Dataset rows:
******

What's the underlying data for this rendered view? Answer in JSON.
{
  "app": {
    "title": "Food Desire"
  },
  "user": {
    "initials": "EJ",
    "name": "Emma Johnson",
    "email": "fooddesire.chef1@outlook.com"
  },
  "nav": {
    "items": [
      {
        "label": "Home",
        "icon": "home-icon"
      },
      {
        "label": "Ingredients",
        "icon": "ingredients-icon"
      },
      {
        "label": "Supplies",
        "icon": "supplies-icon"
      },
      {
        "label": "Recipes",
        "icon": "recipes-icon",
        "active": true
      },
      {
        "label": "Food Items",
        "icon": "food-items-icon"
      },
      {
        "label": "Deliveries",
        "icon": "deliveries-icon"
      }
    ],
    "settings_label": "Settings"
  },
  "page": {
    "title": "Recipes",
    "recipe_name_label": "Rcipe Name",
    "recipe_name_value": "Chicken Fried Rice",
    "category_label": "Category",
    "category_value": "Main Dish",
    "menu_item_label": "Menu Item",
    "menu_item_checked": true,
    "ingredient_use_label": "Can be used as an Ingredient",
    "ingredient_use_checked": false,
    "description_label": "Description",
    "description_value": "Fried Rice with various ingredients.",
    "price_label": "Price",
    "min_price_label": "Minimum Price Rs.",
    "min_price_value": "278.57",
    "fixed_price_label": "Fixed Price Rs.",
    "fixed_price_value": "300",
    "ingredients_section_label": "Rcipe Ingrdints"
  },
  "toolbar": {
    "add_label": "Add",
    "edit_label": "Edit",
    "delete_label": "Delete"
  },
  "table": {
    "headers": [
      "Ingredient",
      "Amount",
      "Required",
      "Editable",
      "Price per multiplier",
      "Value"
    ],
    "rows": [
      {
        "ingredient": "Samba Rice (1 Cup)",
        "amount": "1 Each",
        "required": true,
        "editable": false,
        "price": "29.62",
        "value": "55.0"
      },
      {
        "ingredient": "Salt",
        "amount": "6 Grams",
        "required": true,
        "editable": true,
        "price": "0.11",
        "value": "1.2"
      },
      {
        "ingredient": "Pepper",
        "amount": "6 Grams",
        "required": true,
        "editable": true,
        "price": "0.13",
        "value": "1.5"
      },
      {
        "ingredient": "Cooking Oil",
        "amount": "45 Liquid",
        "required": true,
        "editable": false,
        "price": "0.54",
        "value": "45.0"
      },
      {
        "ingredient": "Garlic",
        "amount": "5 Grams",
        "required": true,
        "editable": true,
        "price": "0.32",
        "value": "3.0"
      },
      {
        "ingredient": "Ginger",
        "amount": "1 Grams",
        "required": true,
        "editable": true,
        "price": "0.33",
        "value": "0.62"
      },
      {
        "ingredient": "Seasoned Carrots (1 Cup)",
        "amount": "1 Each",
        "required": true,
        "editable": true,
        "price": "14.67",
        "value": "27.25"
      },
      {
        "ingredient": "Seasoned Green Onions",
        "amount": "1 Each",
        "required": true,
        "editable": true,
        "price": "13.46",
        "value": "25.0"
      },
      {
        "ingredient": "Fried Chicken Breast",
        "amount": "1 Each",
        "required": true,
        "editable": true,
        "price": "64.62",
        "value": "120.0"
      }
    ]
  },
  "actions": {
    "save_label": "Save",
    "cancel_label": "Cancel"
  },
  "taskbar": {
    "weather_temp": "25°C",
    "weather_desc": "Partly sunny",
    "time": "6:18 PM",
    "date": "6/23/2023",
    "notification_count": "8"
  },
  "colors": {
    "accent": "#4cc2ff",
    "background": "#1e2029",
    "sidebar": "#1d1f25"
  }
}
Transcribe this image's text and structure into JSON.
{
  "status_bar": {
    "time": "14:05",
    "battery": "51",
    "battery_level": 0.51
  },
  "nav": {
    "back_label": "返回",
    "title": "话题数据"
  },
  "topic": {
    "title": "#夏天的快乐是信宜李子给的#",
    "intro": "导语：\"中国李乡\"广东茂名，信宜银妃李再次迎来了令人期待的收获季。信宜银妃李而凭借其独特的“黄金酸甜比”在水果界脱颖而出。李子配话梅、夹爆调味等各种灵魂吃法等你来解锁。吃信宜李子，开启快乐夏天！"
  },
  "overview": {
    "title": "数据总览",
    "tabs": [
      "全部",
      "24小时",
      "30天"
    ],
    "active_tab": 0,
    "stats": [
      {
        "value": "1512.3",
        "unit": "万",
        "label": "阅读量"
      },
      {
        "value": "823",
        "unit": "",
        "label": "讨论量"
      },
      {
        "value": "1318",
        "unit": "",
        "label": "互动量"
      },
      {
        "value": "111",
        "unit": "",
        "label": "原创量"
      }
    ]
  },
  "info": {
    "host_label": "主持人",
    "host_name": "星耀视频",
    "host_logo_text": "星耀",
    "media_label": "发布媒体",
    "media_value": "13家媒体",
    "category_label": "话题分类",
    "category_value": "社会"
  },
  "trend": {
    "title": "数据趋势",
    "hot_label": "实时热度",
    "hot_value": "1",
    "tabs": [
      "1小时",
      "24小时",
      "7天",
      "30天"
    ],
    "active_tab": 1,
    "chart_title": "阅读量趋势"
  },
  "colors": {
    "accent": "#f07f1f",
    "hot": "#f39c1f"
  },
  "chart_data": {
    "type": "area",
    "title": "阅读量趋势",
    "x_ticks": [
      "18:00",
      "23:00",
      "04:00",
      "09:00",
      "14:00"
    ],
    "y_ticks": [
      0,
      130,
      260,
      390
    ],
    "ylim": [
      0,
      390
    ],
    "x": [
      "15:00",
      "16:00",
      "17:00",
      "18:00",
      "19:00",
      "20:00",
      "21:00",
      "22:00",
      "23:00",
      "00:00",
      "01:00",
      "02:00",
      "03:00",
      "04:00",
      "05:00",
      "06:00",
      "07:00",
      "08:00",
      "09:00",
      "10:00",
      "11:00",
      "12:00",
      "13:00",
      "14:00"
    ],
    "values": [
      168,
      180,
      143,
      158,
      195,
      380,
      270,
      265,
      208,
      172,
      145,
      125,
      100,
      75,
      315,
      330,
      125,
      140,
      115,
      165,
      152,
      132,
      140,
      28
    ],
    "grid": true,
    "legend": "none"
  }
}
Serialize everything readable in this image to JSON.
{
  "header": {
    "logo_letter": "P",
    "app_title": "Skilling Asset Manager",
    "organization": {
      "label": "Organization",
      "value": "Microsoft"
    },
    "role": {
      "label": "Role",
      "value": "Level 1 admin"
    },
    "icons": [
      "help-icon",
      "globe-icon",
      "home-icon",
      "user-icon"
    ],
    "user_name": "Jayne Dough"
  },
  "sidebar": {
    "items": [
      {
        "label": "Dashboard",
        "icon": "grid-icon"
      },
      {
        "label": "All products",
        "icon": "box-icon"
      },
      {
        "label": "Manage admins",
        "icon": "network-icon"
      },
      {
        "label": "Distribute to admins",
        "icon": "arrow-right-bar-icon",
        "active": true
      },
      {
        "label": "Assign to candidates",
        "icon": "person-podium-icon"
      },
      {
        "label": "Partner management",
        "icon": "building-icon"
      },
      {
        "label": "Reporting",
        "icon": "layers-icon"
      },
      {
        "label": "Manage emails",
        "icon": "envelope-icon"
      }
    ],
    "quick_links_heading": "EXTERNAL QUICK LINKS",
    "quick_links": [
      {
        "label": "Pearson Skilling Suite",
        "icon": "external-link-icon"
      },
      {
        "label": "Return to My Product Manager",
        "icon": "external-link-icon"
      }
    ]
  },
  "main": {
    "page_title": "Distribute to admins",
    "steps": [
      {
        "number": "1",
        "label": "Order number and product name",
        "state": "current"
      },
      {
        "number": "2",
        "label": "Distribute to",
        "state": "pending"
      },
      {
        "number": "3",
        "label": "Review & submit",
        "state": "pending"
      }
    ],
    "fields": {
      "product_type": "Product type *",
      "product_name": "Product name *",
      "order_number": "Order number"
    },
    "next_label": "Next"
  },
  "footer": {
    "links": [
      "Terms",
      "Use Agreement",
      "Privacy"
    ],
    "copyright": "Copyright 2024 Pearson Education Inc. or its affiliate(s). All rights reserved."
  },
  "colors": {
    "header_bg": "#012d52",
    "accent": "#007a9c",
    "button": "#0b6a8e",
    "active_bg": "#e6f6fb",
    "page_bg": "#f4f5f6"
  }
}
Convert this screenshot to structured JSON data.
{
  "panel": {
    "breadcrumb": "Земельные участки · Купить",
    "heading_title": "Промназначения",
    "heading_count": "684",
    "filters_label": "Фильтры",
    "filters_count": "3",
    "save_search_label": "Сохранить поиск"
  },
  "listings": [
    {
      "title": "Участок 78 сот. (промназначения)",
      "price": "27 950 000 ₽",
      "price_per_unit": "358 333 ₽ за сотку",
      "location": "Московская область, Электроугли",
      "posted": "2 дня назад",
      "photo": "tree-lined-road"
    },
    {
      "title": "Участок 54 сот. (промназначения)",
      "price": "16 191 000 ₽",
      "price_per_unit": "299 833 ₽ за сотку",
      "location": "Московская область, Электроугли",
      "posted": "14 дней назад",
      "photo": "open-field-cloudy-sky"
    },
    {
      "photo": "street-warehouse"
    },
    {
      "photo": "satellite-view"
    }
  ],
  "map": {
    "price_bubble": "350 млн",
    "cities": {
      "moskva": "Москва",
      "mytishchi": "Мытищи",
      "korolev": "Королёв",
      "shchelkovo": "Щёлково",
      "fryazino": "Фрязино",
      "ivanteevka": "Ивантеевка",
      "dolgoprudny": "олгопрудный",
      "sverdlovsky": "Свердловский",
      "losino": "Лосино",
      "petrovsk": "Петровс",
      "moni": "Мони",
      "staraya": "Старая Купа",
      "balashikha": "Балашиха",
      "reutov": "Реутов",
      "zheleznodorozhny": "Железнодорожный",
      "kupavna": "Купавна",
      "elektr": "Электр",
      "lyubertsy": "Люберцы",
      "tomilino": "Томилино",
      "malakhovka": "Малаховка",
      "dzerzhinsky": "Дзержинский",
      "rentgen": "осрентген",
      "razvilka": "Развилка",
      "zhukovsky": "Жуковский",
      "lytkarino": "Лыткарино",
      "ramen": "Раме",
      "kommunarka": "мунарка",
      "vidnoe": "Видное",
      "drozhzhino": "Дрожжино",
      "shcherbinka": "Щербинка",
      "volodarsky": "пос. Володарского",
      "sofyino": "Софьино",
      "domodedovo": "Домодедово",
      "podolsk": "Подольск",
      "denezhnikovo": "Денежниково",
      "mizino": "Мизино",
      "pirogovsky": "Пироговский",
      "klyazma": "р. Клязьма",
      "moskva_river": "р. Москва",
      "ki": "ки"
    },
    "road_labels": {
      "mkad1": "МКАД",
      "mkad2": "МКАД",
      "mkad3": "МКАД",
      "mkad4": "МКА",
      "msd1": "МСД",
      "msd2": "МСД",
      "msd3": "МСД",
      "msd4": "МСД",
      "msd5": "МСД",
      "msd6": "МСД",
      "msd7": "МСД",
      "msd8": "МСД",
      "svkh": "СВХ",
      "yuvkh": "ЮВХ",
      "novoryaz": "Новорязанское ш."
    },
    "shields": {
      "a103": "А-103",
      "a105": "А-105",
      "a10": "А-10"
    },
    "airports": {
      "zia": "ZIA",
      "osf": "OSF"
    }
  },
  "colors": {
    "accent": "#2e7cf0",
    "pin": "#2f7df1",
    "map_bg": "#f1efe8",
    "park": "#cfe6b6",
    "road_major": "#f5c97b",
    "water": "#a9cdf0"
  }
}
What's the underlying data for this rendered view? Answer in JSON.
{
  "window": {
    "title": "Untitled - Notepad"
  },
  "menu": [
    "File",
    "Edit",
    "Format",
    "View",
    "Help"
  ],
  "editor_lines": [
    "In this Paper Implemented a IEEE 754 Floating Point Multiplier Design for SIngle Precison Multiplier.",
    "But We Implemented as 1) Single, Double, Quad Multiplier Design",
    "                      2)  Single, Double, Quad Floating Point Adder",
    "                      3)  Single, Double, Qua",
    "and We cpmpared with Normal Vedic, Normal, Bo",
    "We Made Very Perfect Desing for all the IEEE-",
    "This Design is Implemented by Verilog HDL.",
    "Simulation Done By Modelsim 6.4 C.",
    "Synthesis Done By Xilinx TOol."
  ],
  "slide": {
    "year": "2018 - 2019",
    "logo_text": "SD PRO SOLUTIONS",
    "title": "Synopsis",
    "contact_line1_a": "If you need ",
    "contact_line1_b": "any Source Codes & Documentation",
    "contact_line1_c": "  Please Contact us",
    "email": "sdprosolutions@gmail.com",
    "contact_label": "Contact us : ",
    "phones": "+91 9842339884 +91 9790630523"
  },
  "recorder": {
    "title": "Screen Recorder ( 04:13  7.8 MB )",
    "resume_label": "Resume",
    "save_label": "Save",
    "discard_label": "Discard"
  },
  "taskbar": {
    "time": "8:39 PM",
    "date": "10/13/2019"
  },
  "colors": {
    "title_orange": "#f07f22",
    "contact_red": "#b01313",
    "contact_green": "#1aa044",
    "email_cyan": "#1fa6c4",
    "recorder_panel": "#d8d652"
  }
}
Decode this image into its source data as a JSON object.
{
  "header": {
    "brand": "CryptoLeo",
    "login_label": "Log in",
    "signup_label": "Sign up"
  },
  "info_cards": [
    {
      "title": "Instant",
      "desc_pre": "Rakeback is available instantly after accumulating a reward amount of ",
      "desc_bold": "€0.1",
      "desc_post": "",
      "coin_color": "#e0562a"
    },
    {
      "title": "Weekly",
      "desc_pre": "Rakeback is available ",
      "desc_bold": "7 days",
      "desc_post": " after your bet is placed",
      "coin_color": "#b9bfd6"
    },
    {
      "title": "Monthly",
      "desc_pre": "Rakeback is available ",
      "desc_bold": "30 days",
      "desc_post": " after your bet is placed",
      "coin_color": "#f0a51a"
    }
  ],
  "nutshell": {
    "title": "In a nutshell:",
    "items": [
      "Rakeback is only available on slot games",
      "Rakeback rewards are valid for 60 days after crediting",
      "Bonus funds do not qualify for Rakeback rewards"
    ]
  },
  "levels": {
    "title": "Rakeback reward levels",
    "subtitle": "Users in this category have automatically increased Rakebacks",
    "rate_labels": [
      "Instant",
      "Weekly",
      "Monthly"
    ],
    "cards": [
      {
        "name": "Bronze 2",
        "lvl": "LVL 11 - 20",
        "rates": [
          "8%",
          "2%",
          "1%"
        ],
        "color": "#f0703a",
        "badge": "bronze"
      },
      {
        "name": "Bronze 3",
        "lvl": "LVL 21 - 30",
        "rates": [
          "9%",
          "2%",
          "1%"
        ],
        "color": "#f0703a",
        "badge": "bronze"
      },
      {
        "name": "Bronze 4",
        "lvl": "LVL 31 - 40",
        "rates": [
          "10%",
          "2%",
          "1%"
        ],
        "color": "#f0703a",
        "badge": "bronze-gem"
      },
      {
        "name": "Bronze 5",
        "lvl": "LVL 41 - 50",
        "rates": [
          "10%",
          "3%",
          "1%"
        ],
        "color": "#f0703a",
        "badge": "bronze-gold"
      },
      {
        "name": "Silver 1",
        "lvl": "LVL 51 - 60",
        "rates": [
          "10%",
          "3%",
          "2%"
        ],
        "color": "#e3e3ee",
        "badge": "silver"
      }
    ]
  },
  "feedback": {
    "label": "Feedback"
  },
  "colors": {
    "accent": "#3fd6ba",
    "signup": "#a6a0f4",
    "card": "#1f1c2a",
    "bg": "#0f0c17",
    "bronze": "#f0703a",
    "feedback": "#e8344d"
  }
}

******

» TASK OBJECTIVE: Show all lines from the listing above in which "badge" appears.

» TASK OUTPUT:
        "badge": "bronze"
        "badge": "bronze"
        "badge": "bronze-gem"
        "badge": "bronze-gold"
        "badge": "silver"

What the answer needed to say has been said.